Count the lines below that contain the word "this" and give only the number.
== == ==
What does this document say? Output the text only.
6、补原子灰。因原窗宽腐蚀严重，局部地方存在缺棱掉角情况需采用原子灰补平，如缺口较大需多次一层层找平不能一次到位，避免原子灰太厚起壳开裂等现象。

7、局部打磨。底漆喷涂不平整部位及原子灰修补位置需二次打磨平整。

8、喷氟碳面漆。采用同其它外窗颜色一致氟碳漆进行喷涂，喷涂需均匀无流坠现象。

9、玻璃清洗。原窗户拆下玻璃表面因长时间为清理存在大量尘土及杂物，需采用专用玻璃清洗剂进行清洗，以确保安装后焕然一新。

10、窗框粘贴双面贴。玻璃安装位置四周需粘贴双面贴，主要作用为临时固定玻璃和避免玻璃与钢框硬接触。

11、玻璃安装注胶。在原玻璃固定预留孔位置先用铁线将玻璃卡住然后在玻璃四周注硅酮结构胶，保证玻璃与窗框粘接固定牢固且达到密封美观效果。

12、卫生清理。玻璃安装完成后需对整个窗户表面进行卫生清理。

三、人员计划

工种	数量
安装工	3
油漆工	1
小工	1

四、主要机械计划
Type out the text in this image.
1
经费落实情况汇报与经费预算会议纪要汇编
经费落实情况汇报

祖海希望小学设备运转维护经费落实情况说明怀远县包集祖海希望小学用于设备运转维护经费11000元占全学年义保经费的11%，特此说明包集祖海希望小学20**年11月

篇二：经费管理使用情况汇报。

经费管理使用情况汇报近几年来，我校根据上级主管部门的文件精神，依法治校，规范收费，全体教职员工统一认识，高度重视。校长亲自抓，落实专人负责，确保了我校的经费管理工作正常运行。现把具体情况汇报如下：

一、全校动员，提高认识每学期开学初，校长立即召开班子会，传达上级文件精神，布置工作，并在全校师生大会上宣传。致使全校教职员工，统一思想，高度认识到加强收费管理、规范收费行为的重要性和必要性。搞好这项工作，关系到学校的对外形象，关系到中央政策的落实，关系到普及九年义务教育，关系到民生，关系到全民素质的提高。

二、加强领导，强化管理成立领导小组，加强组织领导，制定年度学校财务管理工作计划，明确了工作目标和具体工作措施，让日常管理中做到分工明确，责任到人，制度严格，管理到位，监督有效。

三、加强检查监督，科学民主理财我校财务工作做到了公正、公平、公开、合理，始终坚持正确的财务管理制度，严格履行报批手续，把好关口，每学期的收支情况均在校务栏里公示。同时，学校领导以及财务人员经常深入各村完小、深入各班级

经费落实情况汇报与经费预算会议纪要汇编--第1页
== == ==
### [TASK RESULT]
2